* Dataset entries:
[Begin]
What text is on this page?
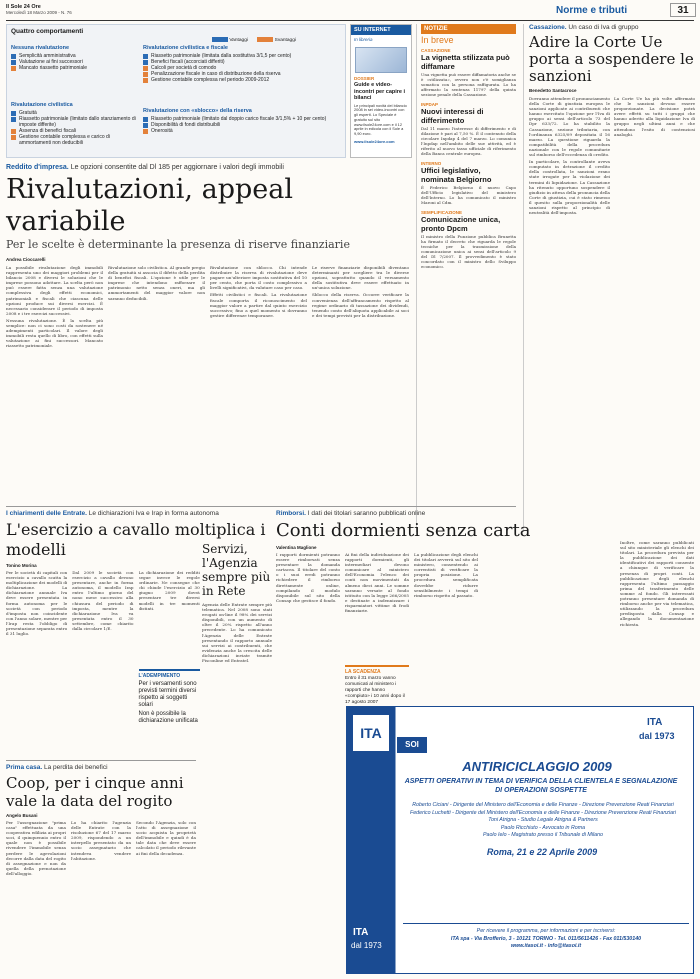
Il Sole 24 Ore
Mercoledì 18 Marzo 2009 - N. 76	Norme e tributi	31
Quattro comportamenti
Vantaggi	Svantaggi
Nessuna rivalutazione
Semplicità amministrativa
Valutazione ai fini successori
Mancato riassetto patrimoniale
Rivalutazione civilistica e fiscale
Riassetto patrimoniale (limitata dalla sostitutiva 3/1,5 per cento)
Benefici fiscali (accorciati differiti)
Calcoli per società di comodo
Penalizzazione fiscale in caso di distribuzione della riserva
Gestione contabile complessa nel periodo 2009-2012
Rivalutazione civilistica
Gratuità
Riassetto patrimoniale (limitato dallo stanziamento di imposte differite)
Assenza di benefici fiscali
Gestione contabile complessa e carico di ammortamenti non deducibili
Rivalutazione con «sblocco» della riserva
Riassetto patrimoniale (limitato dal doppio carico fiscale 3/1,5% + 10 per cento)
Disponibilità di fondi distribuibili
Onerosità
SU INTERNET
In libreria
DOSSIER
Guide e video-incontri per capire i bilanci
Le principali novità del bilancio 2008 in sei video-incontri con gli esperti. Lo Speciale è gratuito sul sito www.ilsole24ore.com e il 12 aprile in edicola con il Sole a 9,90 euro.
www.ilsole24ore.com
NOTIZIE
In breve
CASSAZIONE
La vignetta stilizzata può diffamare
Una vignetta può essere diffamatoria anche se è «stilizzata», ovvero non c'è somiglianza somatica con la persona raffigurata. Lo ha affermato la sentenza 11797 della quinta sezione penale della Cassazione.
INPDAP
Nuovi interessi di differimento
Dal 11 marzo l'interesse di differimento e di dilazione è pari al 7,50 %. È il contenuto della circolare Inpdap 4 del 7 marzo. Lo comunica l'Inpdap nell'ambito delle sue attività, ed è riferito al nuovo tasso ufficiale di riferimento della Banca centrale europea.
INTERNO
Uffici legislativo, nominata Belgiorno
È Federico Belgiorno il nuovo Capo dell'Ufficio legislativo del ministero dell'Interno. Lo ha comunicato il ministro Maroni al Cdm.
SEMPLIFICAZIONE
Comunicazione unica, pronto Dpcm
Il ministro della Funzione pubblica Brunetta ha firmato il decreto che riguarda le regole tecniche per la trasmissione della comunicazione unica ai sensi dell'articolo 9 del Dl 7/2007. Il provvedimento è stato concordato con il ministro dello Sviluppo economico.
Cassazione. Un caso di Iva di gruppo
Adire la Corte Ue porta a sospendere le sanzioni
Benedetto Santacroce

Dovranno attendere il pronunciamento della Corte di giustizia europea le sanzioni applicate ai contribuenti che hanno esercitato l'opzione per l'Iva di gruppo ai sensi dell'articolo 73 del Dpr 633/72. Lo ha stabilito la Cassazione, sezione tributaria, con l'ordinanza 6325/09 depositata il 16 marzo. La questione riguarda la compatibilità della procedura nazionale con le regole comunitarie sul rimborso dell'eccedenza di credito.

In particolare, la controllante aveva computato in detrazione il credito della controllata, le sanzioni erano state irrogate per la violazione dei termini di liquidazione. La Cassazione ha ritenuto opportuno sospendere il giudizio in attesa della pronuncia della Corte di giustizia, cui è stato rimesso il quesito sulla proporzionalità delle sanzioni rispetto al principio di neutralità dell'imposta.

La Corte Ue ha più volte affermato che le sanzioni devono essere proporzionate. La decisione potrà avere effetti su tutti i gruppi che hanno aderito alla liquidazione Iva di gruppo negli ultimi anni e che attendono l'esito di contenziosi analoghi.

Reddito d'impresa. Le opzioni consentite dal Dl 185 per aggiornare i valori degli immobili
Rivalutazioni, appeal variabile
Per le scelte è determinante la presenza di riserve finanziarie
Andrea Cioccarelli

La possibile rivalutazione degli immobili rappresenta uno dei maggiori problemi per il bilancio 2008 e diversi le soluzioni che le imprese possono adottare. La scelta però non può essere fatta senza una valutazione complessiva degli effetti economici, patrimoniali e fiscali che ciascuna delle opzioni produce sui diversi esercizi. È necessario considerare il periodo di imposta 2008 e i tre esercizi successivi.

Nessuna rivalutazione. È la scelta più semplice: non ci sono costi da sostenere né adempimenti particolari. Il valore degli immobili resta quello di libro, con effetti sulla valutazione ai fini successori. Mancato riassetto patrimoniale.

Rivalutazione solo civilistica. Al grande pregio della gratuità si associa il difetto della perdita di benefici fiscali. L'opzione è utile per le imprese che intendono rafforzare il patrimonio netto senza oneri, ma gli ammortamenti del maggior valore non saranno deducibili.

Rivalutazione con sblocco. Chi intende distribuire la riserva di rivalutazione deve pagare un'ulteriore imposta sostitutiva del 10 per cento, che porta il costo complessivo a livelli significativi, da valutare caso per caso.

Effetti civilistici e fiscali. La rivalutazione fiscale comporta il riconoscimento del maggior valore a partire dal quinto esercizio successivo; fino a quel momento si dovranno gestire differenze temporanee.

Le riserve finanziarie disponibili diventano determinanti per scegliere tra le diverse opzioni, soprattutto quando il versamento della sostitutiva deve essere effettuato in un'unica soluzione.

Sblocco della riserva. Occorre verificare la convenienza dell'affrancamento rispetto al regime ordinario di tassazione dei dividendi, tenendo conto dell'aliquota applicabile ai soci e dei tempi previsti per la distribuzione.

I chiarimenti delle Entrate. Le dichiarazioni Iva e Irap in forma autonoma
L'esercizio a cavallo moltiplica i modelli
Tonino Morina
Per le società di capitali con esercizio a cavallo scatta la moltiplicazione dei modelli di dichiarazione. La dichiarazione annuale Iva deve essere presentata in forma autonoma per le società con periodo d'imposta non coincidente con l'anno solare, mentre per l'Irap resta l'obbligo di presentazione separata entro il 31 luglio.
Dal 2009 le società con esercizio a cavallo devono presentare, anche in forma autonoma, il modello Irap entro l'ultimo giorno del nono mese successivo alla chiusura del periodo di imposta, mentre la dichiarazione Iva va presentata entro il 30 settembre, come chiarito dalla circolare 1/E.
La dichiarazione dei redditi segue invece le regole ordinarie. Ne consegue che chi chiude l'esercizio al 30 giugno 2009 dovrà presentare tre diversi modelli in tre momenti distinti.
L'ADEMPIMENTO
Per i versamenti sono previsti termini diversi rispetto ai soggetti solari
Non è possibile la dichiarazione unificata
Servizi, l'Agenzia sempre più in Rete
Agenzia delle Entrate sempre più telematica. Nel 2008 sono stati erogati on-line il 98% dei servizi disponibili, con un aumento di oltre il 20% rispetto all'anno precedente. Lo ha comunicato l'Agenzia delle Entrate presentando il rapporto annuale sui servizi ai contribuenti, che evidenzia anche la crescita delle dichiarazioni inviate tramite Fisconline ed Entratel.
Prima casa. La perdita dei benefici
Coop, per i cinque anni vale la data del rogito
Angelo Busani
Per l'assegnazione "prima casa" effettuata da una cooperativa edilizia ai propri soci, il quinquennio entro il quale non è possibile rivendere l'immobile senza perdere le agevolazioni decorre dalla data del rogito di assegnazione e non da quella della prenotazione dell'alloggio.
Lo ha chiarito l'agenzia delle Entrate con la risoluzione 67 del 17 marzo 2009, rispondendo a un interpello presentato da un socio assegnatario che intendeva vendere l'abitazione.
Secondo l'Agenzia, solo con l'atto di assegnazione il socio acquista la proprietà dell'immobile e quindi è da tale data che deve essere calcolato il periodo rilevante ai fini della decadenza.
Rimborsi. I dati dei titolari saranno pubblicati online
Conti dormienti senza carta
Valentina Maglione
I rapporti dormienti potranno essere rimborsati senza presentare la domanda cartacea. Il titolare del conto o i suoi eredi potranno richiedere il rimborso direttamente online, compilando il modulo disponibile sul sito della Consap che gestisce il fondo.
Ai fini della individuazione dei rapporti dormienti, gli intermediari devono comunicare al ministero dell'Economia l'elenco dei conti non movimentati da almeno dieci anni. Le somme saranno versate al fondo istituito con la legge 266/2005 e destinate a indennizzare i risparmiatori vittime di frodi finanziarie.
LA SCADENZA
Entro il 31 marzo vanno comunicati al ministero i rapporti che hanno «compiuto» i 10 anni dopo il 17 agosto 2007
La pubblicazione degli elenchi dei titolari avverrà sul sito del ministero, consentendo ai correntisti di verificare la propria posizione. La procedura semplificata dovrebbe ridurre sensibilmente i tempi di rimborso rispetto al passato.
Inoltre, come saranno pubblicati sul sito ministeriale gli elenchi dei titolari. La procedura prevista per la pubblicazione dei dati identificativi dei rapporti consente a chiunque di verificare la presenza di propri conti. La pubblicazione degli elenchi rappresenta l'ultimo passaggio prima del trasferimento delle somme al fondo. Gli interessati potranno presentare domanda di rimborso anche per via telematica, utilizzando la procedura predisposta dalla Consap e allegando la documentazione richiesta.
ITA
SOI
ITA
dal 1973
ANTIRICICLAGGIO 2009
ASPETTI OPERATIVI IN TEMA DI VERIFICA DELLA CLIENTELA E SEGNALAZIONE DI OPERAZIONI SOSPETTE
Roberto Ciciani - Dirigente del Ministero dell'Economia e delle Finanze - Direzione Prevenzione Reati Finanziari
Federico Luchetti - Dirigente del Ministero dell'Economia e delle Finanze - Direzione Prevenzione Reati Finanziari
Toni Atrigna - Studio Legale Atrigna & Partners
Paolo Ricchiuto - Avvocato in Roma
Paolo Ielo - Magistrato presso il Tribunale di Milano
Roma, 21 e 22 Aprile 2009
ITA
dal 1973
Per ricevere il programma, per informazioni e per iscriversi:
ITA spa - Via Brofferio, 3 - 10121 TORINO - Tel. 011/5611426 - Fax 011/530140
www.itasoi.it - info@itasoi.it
[End]
[Begin]
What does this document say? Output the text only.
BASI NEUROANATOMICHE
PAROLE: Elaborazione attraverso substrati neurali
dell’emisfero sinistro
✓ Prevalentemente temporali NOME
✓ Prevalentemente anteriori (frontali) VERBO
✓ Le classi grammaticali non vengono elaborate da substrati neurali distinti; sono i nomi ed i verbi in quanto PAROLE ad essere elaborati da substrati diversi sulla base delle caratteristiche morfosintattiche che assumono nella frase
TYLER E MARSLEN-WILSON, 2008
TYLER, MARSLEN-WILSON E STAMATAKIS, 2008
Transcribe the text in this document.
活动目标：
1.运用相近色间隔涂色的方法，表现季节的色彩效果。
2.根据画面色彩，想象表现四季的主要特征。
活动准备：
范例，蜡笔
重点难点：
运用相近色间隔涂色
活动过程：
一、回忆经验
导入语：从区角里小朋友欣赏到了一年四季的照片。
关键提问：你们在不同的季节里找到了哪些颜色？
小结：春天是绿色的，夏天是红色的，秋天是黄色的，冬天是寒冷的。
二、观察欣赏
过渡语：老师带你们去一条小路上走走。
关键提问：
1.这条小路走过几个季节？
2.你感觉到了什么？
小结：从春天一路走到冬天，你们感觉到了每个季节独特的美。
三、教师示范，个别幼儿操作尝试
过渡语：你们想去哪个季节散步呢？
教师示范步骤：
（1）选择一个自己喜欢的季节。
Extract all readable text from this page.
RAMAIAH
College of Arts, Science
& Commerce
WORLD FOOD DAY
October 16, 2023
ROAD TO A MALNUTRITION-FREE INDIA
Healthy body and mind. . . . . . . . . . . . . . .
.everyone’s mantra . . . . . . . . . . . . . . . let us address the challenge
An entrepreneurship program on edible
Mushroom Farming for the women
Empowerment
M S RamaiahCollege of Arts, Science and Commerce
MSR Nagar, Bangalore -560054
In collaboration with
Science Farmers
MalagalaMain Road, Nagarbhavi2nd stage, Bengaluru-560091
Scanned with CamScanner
[End]
[Begin]
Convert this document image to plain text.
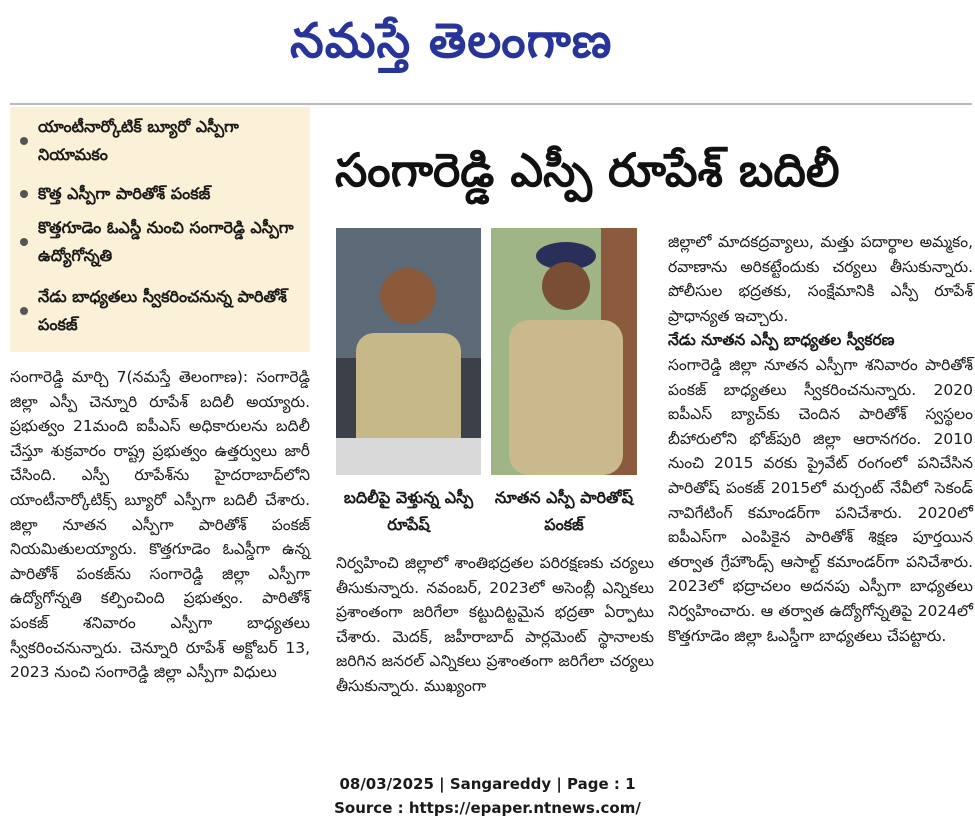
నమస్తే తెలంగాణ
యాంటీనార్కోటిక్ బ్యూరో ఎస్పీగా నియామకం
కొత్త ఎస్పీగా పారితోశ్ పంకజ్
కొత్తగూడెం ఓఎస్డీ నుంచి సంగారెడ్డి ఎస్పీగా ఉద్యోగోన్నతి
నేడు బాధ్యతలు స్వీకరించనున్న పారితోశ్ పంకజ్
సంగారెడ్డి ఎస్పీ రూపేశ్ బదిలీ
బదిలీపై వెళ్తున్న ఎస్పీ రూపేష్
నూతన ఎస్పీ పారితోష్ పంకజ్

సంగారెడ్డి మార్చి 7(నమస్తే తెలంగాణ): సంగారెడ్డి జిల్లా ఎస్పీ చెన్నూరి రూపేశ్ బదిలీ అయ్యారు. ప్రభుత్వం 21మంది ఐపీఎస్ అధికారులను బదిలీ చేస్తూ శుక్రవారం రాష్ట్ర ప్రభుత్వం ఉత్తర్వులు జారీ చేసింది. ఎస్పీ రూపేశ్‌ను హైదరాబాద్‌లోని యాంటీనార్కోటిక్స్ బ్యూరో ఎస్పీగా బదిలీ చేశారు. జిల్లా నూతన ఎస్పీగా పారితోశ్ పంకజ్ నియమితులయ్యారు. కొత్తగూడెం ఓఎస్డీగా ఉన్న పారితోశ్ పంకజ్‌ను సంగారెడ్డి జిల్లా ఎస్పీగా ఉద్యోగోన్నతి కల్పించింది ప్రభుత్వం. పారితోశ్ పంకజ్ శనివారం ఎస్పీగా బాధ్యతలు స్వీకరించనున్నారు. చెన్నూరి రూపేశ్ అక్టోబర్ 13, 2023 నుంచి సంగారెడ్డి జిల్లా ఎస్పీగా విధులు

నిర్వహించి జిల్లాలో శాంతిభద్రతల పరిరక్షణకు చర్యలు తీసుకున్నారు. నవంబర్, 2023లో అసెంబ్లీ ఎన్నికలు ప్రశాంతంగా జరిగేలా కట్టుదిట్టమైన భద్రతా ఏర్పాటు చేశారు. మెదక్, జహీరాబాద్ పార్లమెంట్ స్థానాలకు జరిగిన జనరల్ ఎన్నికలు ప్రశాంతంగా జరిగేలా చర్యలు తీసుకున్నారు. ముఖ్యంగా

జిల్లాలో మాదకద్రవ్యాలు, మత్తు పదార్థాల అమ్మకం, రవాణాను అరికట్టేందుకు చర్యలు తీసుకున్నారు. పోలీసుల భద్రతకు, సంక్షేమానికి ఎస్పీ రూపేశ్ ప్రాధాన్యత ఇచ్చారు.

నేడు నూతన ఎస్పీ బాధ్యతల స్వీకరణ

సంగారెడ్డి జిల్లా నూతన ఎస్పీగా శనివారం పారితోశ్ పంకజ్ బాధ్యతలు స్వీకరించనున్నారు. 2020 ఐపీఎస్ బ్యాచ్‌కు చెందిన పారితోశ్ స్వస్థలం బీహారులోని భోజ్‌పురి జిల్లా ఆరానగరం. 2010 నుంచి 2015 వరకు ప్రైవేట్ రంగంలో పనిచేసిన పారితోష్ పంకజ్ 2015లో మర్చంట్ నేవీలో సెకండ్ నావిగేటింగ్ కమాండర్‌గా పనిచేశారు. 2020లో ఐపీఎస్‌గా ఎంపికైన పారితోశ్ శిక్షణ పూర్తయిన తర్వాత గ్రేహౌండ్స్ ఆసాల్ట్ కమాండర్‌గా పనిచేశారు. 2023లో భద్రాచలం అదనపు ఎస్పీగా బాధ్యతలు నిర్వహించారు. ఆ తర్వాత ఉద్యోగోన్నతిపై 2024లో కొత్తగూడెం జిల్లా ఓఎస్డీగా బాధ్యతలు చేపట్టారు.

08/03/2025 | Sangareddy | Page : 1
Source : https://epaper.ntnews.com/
[End]
* DO THIS: Isolate the lines above that contain the word "stilizzata" and copy them.

* SOLUTION:
La vignetta stilizzata può diffamare
Una vignetta può essere diffamatoria anche se è «stilizzata», ovvero non c'è somiglianza somatica con la persona raffigurata. Lo ha affermato la sentenza 11797 della quinta sezione penale della Cassazione.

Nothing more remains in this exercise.